> [DIRECTION]: Search the listing for "состоит" and copy every line where it appears.

> [EXCERPTED RECORDS]:
──────

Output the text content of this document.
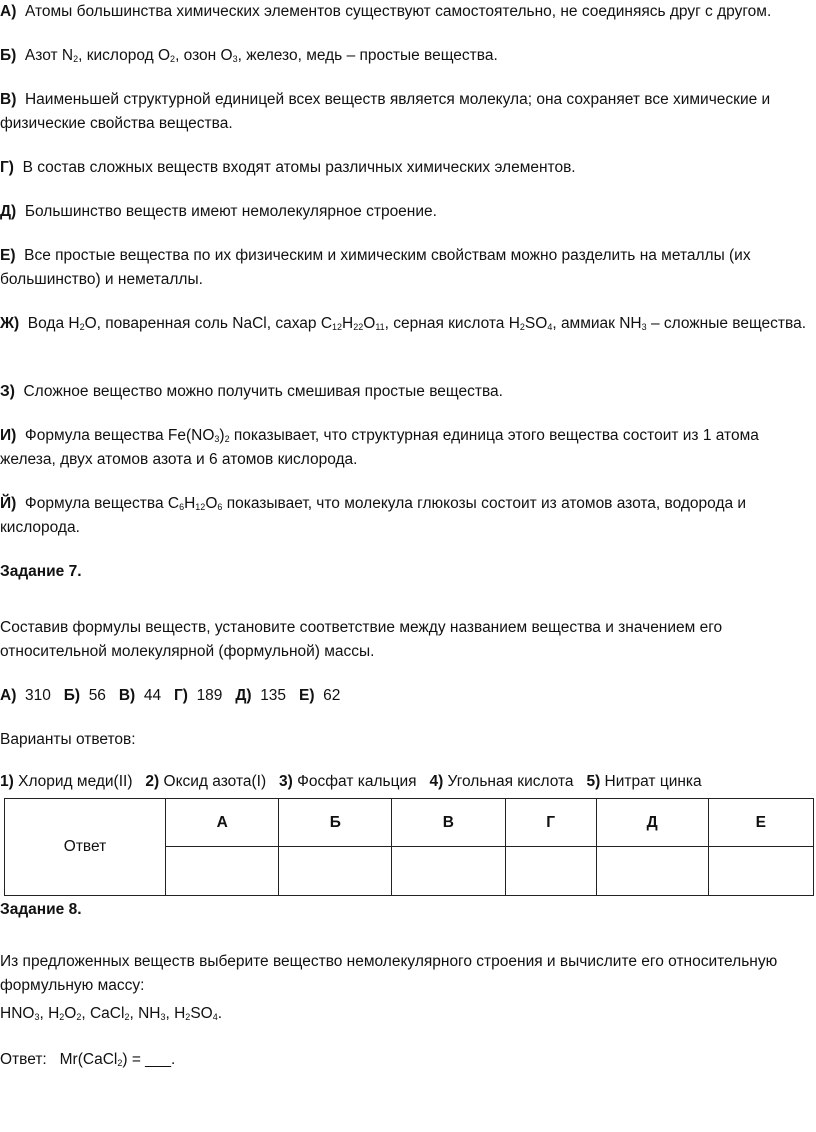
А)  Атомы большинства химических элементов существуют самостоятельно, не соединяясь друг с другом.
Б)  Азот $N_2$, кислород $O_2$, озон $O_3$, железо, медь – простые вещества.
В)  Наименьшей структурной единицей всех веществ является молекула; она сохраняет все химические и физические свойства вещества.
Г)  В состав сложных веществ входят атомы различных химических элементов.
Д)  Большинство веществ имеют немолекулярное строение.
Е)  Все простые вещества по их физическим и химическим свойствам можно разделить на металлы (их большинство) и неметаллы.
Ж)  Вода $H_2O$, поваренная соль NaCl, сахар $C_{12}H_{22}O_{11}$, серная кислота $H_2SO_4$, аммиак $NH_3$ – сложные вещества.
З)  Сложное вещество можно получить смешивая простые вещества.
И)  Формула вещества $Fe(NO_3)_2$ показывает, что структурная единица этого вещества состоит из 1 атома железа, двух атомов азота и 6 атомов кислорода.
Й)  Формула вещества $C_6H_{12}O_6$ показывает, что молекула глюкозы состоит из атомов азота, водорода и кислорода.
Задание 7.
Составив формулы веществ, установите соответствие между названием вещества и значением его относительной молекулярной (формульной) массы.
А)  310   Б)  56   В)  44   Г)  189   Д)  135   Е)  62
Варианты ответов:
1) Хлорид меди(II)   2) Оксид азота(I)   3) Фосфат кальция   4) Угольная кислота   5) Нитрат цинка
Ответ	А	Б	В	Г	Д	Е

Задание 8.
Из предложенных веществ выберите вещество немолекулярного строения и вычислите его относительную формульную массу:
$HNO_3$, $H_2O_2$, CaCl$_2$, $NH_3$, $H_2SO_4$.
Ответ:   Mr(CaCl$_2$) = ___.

──────

> [RESPONSE TO THIS EXERCISE]:
И)  Формула вещества $Fe(NO_3)_2$ показывает, что структурная единица этого вещества состоит из 1 атома железа, двух атомов азота и 6 атомов кислорода.
Й)  Формула вещества $C_6H_{12}O_6$ показывает, что молекула глюкозы состоит из атомов азота, водорода и кислорода.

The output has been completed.